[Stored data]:
[start]

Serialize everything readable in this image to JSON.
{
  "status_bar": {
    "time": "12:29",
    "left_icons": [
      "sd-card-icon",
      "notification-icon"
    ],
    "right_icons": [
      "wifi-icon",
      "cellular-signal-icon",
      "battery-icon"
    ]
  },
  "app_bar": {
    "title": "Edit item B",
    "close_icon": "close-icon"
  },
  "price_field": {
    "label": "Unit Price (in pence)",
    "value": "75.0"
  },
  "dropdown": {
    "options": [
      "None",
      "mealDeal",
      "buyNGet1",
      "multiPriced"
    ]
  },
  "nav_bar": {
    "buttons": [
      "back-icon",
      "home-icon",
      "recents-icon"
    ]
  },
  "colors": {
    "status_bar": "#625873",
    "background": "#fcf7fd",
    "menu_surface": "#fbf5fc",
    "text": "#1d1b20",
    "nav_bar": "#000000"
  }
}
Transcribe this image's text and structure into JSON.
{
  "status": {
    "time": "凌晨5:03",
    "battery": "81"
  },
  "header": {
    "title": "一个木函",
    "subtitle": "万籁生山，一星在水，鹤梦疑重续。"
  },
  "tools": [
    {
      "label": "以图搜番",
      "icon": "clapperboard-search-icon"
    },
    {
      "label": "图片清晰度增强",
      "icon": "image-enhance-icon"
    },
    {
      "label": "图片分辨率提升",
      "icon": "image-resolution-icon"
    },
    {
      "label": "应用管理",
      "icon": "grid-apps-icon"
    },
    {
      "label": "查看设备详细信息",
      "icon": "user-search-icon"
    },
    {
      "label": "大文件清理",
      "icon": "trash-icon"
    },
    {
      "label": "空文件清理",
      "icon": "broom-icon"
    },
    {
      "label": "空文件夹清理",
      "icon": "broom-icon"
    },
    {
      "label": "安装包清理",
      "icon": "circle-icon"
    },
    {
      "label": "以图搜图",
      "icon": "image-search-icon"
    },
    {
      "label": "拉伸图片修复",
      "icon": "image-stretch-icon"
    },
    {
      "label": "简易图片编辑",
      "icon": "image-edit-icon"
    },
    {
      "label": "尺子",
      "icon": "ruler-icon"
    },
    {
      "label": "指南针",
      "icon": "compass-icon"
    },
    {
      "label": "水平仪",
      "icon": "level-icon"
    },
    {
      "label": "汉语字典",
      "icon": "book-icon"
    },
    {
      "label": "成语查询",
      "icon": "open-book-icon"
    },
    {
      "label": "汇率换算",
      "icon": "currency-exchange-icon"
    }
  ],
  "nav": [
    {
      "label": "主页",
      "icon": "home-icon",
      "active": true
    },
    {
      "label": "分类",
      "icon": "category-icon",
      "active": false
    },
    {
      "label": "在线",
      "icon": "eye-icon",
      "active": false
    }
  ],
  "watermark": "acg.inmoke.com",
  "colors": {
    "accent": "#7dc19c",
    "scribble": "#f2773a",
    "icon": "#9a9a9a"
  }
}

[end]

[Problem statement]:
Reproduce every line above without error.

[Full output]:
Serialize everything readable in this image to JSON.
{
  "status_bar": {
    "time": "12:29",
    "left_icons": [
      "sd-card-icon",
      "notification-icon"
    ],
    "right_icons": [
      "wifi-icon",
      "cellular-signal-icon",
      "battery-icon"
    ]
  },
  "app_bar": {
    "title": "Edit item B",
    "close_icon": "close-icon"
  },
  "price_field": {
    "label": "Unit Price (in pence)",
    "value": "75.0"
  },
  "dropdown": {
    "options": [
      "None",
      "mealDeal",
      "buyNGet1",
      "multiPriced"
    ]
  },
  "nav_bar": {
    "buttons": [
      "back-icon",
      "home-icon",
      "recents-icon"
    ]
  },
  "colors": {
    "status_bar": "#625873",
    "background": "#fcf7fd",
    "menu_surface": "#fbf5fc",
    "text": "#1d1b20",
    "nav_bar": "#000000"
  }
}
Transcribe this image's text and structure into JSON.
{
  "status": {
    "time": "凌晨5:03",
    "battery": "81"
  },
  "header": {
    "title": "一个木函",
    "subtitle": "万籁生山，一星在水，鹤梦疑重续。"
  },
  "tools": [
    {
      "label": "以图搜番",
      "icon": "clapperboard-search-icon"
    },
    {
      "label": "图片清晰度增强",
      "icon": "image-enhance-icon"
    },
    {
      "label": "图片分辨率提升",
      "icon": "image-resolution-icon"
    },
    {
      "label": "应用管理",
      "icon": "grid-apps-icon"
    },
    {
      "label": "查看设备详细信息",
      "icon": "user-search-icon"
    },
    {
      "label": "大文件清理",
      "icon": "trash-icon"
    },
    {
      "label": "空文件清理",
      "icon": "broom-icon"
    },
    {
      "label": "空文件夹清理",
      "icon": "broom-icon"
    },
    {
      "label": "安装包清理",
      "icon": "circle-icon"
    },
    {
      "label": "以图搜图",
      "icon": "image-search-icon"
    },
    {
      "label": "拉伸图片修复",
      "icon": "image-stretch-icon"
    },
    {
      "label": "简易图片编辑",
      "icon": "image-edit-icon"
    },
    {
      "label": "尺子",
      "icon": "ruler-icon"
    },
    {
      "label": "指南针",
      "icon": "compass-icon"
    },
    {
      "label": "水平仪",
      "icon": "level-icon"
    },
    {
      "label": "汉语字典",
      "icon": "book-icon"
    },
    {
      "label": "成语查询",
      "icon": "open-book-icon"
    },
    {
      "label": "汇率换算",
      "icon": "currency-exchange-icon"
    }
  ],
  "nav": [
    {
      "label": "主页",
      "icon": "home-icon",
      "active": true
    },
    {
      "label": "分类",
      "icon": "category-icon",
      "active": false
    },
    {
      "label": "在线",
      "icon": "eye-icon",
      "active": false
    }
  ],
  "watermark": "acg.inmoke.com",
  "colors": {
    "accent": "#7dc19c",
    "scribble": "#f2773a",
    "icon": "#9a9a9a"
  }
}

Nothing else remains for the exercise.